■ THE INPUT
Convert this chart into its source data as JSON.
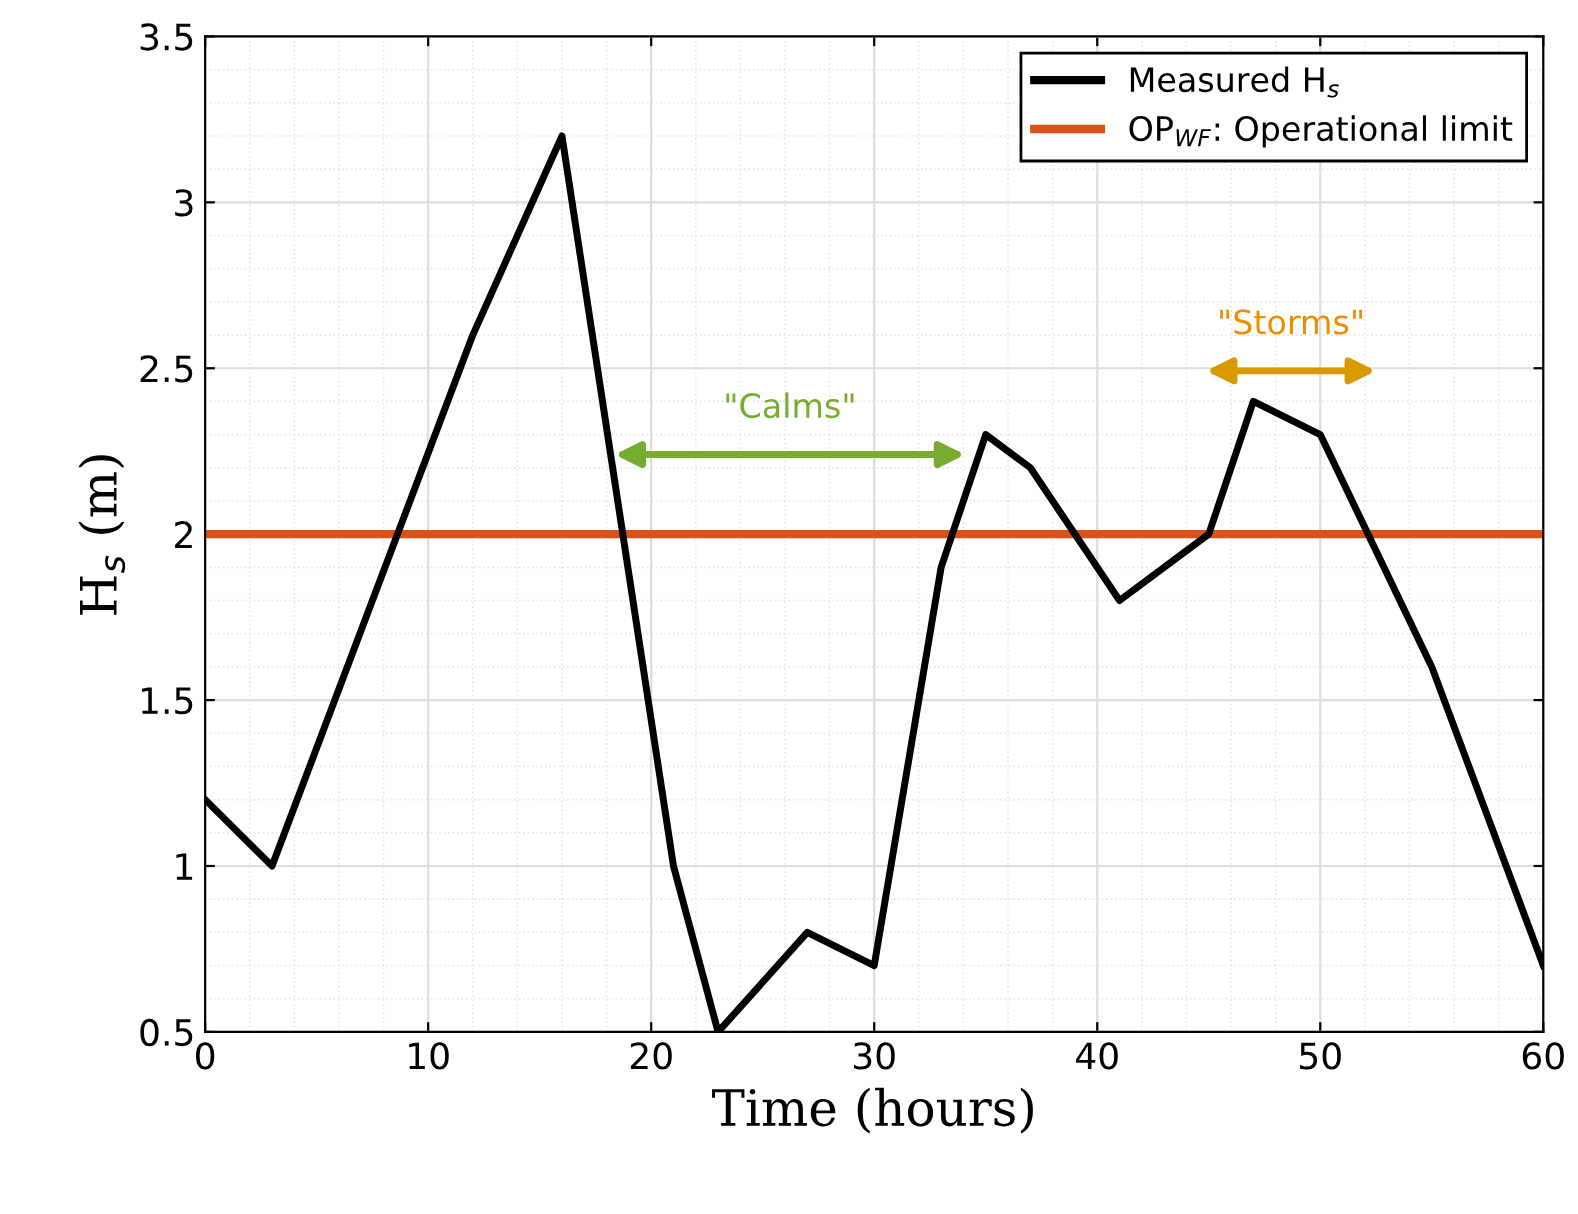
{
  "chart_data": {
    "type": "line",
    "xlabel": "Time (hours)",
    "ylabel": "H$_{s}$ (m)",
    "series": [
      {
        "name": "Measured H$_{s}$",
        "color": "#000000",
        "x": [
          0,
          3,
          12,
          16,
          21,
          23,
          27,
          30,
          33,
          35,
          37,
          41,
          45,
          47,
          50,
          55,
          60
        ],
        "values": [
          1.2,
          1.0,
          2.6,
          3.2,
          1.0,
          0.5,
          0.8,
          0.7,
          1.9,
          2.3,
          2.2,
          1.8,
          2.0,
          2.4,
          2.3,
          1.6,
          0.7
        ]
      }
    ],
    "ref_lines": [
      {
        "axis": "y",
        "value": 2,
        "label": "OP$_{WF}$: Operational limit",
        "color": "#d95319"
      }
    ],
    "annotations": [
      "\"Calms\"",
      "\"Storms\""
    ],
    "xlim": [
      0,
      60
    ],
    "ylim": [
      0.5,
      3.5
    ],
    "xticks": [
      0,
      10,
      20,
      30,
      40,
      50,
      60
    ],
    "yticks": [
      0.5,
      1,
      1.5,
      2,
      2.5,
      3,
      3.5
    ],
    "grid": true,
    "legend": "top right",
    "line_style": "solid",
    "marker": "none"
  }
}
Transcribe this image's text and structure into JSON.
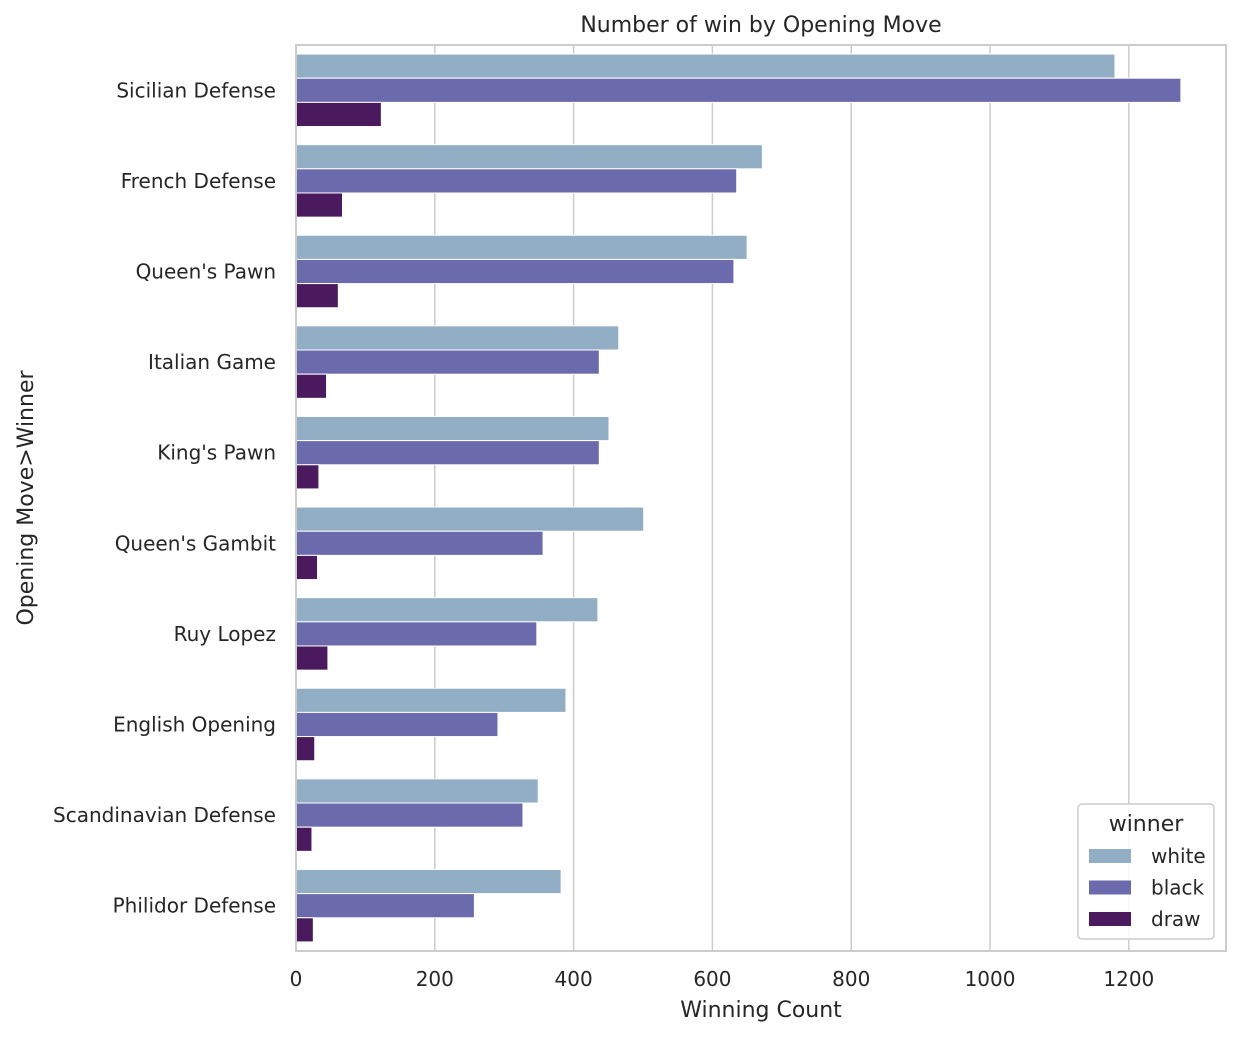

■ WHAT THE TASK REQUIRES
Every line of the data above should be quoted exactly. Omit the pictures.

■ SOLUTION TO THIS PROBLEM
Convert this chart into its source data as JSON.
{
  "chart_data": {
    "type": "line",
    "xlabel": "Time (hours)",
    "ylabel": "H$_{s}$ (m)",
    "series": [
      {
        "name": "Measured H$_{s}$",
        "color": "#000000",
        "x": [
          0,
          3,
          12,
          16,
          21,
          23,
          27,
          30,
          33,
          35,
          37,
          41,
          45,
          47,
          50,
          55,
          60
        ],
        "values": [
          1.2,
          1.0,
          2.6,
          3.2,
          1.0,
          0.5,
          0.8,
          0.7,
          1.9,
          2.3,
          2.2,
          1.8,
          2.0,
          2.4,
          2.3,
          1.6,
          0.7
        ]
      }
    ],
    "ref_lines": [
      {
        "axis": "y",
        "value": 2,
        "label": "OP$_{WF}$: Operational limit",
        "color": "#d95319"
      }
    ],
    "annotations": [
      "\"Calms\"",
      "\"Storms\""
    ],
    "xlim": [
      0,
      60
    ],
    "ylim": [
      0.5,
      3.5
    ],
    "xticks": [
      0,
      10,
      20,
      30,
      40,
      50,
      60
    ],
    "yticks": [
      0.5,
      1,
      1.5,
      2,
      2.5,
      3,
      3.5
    ],
    "grid": true,
    "legend": "top right",
    "line_style": "solid",
    "marker": "none"
  }
}
Transcribe this image's text and structure into JSON.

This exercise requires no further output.